* _What you should do_: Output the full listing verbatim.

* _Records for this task_:
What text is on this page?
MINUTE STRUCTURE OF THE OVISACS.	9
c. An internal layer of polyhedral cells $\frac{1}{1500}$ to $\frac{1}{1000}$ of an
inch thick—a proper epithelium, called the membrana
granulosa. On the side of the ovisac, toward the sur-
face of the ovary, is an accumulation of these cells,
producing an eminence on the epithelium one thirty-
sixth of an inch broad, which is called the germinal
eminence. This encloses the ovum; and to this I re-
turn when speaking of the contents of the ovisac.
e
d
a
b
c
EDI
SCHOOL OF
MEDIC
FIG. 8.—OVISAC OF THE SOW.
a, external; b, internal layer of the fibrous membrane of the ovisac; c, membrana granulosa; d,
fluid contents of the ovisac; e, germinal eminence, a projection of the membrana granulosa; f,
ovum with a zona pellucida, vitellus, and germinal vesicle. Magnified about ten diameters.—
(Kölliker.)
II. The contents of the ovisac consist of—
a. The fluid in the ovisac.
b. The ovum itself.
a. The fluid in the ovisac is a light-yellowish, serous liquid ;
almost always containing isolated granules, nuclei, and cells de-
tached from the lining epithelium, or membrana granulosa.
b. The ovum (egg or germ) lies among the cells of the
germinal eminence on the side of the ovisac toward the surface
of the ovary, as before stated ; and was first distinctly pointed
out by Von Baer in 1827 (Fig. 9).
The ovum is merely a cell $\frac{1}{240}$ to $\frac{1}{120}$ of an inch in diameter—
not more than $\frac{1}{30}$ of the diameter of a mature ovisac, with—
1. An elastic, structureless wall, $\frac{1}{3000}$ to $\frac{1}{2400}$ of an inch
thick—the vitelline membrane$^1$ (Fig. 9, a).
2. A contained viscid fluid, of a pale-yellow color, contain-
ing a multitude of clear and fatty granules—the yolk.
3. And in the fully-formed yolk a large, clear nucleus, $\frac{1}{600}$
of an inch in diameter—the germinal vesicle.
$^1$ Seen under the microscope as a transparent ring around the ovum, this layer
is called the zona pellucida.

* _Solution to this problem_:
What text is on this page?
MINUTE STRUCTURE OF THE OVISACS.	9
c. An internal layer of polyhedral cells $\frac{1}{1500}$ to $\frac{1}{1000}$ of an
inch thick—a proper epithelium, called the membrana
granulosa. On the side of the ovisac, toward the sur-
face of the ovary, is an accumulation of these cells,
producing an eminence on the epithelium one thirty-
sixth of an inch broad, which is called the germinal
eminence. This encloses the ovum; and to this I re-
turn when speaking of the contents of the ovisac.
e
d
a
b
c
EDI
SCHOOL OF
MEDIC
FIG. 8.—OVISAC OF THE SOW.
a, external; b, internal layer of the fibrous membrane of the ovisac; c, membrana granulosa; d,
fluid contents of the ovisac; e, germinal eminence, a projection of the membrana granulosa; f,
ovum with a zona pellucida, vitellus, and germinal vesicle. Magnified about ten diameters.—
(Kölliker.)
II. The contents of the ovisac consist of—
a. The fluid in the ovisac.
b. The ovum itself.
a. The fluid in the ovisac is a light-yellowish, serous liquid ;
almost always containing isolated granules, nuclei, and cells de-
tached from the lining epithelium, or membrana granulosa.
b. The ovum (egg or germ) lies among the cells of the
germinal eminence on the side of the ovisac toward the surface
of the ovary, as before stated ; and was first distinctly pointed
out by Von Baer in 1827 (Fig. 9).
The ovum is merely a cell $\frac{1}{240}$ to $\frac{1}{120}$ of an inch in diameter—
not more than $\frac{1}{30}$ of the diameter of a mature ovisac, with—
1. An elastic, structureless wall, $\frac{1}{3000}$ to $\frac{1}{2400}$ of an inch
thick—the vitelline membrane$^1$ (Fig. 9, a).
2. A contained viscid fluid, of a pale-yellow color, contain-
ing a multitude of clear and fatty granules—the yolk.
3. And in the fully-formed yolk a large, clear nucleus, $\frac{1}{600}$
of an inch in diameter—the germinal vesicle.
$^1$ Seen under the microscope as a transparent ring around the ovum, this layer
is called the zona pellucida.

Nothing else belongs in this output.